» **SET TASK**
Copy down all of the data underneath, exactly as shown.

» **DATA TO PROCESS**
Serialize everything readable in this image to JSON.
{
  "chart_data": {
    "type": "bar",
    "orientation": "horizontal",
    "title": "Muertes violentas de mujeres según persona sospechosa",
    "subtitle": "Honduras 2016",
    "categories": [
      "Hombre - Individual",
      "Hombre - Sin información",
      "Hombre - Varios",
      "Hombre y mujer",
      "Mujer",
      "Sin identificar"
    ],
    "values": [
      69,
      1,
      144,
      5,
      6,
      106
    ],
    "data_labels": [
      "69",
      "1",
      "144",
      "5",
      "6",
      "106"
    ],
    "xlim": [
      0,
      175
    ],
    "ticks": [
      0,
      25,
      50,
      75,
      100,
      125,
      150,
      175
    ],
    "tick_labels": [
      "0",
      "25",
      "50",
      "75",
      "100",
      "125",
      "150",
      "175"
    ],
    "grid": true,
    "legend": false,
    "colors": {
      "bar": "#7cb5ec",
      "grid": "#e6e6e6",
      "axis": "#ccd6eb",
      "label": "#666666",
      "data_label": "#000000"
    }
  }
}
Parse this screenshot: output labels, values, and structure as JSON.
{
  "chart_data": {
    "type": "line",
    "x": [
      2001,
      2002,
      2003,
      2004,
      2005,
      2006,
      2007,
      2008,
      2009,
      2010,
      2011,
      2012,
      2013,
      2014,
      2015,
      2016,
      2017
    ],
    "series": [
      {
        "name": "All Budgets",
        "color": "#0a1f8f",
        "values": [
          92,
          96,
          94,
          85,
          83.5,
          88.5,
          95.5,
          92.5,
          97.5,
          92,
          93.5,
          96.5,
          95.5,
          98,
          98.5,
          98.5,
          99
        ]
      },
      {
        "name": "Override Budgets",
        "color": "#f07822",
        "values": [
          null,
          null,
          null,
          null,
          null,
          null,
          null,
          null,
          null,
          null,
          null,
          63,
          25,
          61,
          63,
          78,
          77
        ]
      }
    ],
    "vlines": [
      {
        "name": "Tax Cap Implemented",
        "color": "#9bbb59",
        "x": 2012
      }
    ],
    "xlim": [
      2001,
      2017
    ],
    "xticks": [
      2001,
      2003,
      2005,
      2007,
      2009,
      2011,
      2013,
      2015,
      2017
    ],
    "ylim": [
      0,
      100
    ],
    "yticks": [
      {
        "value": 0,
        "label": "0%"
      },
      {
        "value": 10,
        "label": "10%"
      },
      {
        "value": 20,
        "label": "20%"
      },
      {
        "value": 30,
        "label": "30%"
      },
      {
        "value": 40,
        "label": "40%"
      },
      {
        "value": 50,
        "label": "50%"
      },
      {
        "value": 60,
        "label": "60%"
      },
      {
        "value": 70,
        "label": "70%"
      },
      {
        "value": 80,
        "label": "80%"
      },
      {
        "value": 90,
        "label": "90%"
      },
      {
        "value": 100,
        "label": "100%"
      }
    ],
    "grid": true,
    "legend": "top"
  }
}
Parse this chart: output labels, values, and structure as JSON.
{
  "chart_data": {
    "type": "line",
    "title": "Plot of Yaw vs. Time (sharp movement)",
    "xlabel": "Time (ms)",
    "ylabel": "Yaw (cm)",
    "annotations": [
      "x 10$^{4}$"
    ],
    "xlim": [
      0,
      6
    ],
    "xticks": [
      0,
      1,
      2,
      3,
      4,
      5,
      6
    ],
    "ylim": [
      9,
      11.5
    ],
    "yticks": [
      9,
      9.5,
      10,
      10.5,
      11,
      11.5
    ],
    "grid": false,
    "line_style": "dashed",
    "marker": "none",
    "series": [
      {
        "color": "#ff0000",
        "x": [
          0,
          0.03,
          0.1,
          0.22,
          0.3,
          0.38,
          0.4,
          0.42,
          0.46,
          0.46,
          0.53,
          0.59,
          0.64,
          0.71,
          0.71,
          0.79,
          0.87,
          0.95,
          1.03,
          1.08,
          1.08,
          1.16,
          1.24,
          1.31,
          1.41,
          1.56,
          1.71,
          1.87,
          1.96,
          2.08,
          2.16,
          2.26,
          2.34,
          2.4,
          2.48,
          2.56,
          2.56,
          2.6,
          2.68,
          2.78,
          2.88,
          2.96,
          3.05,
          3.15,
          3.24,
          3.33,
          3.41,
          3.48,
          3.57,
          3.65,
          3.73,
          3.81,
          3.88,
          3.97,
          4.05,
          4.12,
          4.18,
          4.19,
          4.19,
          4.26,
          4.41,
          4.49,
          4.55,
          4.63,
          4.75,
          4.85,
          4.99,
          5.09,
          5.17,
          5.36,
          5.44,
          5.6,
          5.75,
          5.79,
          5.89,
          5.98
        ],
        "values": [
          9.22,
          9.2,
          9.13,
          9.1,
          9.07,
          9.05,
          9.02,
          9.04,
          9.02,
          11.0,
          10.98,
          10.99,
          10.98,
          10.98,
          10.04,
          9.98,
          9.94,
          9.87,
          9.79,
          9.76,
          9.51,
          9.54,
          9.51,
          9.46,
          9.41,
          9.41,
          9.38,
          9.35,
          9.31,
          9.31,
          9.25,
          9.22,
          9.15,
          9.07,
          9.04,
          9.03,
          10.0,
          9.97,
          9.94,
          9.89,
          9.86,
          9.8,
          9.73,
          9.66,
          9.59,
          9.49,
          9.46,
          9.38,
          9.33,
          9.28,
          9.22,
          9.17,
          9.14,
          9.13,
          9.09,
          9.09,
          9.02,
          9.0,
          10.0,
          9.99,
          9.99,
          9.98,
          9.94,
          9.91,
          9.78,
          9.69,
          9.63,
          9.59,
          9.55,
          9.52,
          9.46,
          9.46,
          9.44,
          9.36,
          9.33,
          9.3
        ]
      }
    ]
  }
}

» **RESULT OF THE TASK**
Serialize everything readable in this image to JSON.
{
  "chart_data": {
    "type": "bar",
    "orientation": "horizontal",
    "title": "Muertes violentas de mujeres según persona sospechosa",
    "subtitle": "Honduras 2016",
    "categories": [
      "Hombre - Individual",
      "Hombre - Sin información",
      "Hombre - Varios",
      "Hombre y mujer",
      "Mujer",
      "Sin identificar"
    ],
    "values": [
      69,
      1,
      144,
      5,
      6,
      106
    ],
    "data_labels": [
      "69",
      "1",
      "144",
      "5",
      "6",
      "106"
    ],
    "xlim": [
      0,
      175
    ],
    "ticks": [
      0,
      25,
      50,
      75,
      100,
      125,
      150,
      175
    ],
    "tick_labels": [
      "0",
      "25",
      "50",
      "75",
      "100",
      "125",
      "150",
      "175"
    ],
    "grid": true,
    "legend": false,
    "colors": {
      "bar": "#7cb5ec",
      "grid": "#e6e6e6",
      "axis": "#ccd6eb",
      "label": "#666666",
      "data_label": "#000000"
    }
  }
}
Parse this screenshot: output labels, values, and structure as JSON.
{
  "chart_data": {
    "type": "line",
    "x": [
      2001,
      2002,
      2003,
      2004,
      2005,
      2006,
      2007,
      2008,
      2009,
      2010,
      2011,
      2012,
      2013,
      2014,
      2015,
      2016,
      2017
    ],
    "series": [
      {
        "name": "All Budgets",
        "color": "#0a1f8f",
        "values": [
          92,
          96,
          94,
          85,
          83.5,
          88.5,
          95.5,
          92.5,
          97.5,
          92,
          93.5,
          96.5,
          95.5,
          98,
          98.5,
          98.5,
          99
        ]
      },
      {
        "name": "Override Budgets",
        "color": "#f07822",
        "values": [
          null,
          null,
          null,
          null,
          null,
          null,
          null,
          null,
          null,
          null,
          null,
          63,
          25,
          61,
          63,
          78,
          77
        ]
      }
    ],
    "vlines": [
      {
        "name": "Tax Cap Implemented",
        "color": "#9bbb59",
        "x": 2012
      }
    ],
    "xlim": [
      2001,
      2017
    ],
    "xticks": [
      2001,
      2003,
      2005,
      2007,
      2009,
      2011,
      2013,
      2015,
      2017
    ],
    "ylim": [
      0,
      100
    ],
    "yticks": [
      {
        "value": 0,
        "label": "0%"
      },
      {
        "value": 10,
        "label": "10%"
      },
      {
        "value": 20,
        "label": "20%"
      },
      {
        "value": 30,
        "label": "30%"
      },
      {
        "value": 40,
        "label": "40%"
      },
      {
        "value": 50,
        "label": "50%"
      },
      {
        "value": 60,
        "label": "60%"
      },
      {
        "value": 70,
        "label": "70%"
      },
      {
        "value": 80,
        "label": "80%"
      },
      {
        "value": 90,
        "label": "90%"
      },
      {
        "value": 100,
        "label": "100%"
      }
    ],
    "grid": true,
    "legend": "top"
  }
}
Parse this chart: output labels, values, and structure as JSON.
{
  "chart_data": {
    "type": "line",
    "title": "Plot of Yaw vs. Time (sharp movement)",
    "xlabel": "Time (ms)",
    "ylabel": "Yaw (cm)",
    "annotations": [
      "x 10$^{4}$"
    ],
    "xlim": [
      0,
      6
    ],
    "xticks": [
      0,
      1,
      2,
      3,
      4,
      5,
      6
    ],
    "ylim": [
      9,
      11.5
    ],
    "yticks": [
      9,
      9.5,
      10,
      10.5,
      11,
      11.5
    ],
    "grid": false,
    "line_style": "dashed",
    "marker": "none",
    "series": [
      {
        "color": "#ff0000",
        "x": [
          0,
          0.03,
          0.1,
          0.22,
          0.3,
          0.38,
          0.4,
          0.42,
          0.46,
          0.46,
          0.53,
          0.59,
          0.64,
          0.71,
          0.71,
          0.79,
          0.87,
          0.95,
          1.03,
          1.08,
          1.08,
          1.16,
          1.24,
          1.31,
          1.41,
          1.56,
          1.71,
          1.87,
          1.96,
          2.08,
          2.16,
          2.26,
          2.34,
          2.4,
          2.48,
          2.56,
          2.56,
          2.6,
          2.68,
          2.78,
          2.88,
          2.96,
          3.05,
          3.15,
          3.24,
          3.33,
          3.41,
          3.48,
          3.57,
          3.65,
          3.73,
          3.81,
          3.88,
          3.97,
          4.05,
          4.12,
          4.18,
          4.19,
          4.19,
          4.26,
          4.41,
          4.49,
          4.55,
          4.63,
          4.75,
          4.85,
          4.99,
          5.09,
          5.17,
          5.36,
          5.44,
          5.6,
          5.75,
          5.79,
          5.89,
          5.98
        ],
        "values": [
          9.22,
          9.2,
          9.13,
          9.1,
          9.07,
          9.05,
          9.02,
          9.04,
          9.02,
          11.0,
          10.98,
          10.99,
          10.98,
          10.98,
          10.04,
          9.98,
          9.94,
          9.87,
          9.79,
          9.76,
          9.51,
          9.54,
          9.51,
          9.46,
          9.41,
          9.41,
          9.38,
          9.35,
          9.31,
          9.31,
          9.25,
          9.22,
          9.15,
          9.07,
          9.04,
          9.03,
          10.0,
          9.97,
          9.94,
          9.89,
          9.86,
          9.8,
          9.73,
          9.66,
          9.59,
          9.49,
          9.46,
          9.38,
          9.33,
          9.28,
          9.22,
          9.17,
          9.14,
          9.13,
          9.09,
          9.09,
          9.02,
          9.0,
          10.0,
          9.99,
          9.99,
          9.98,
          9.94,
          9.91,
          9.78,
          9.69,
          9.63,
          9.59,
          9.55,
          9.52,
          9.46,
          9.46,
          9.44,
          9.36,
          9.33,
          9.3
        ]
      }
    ]
  }
}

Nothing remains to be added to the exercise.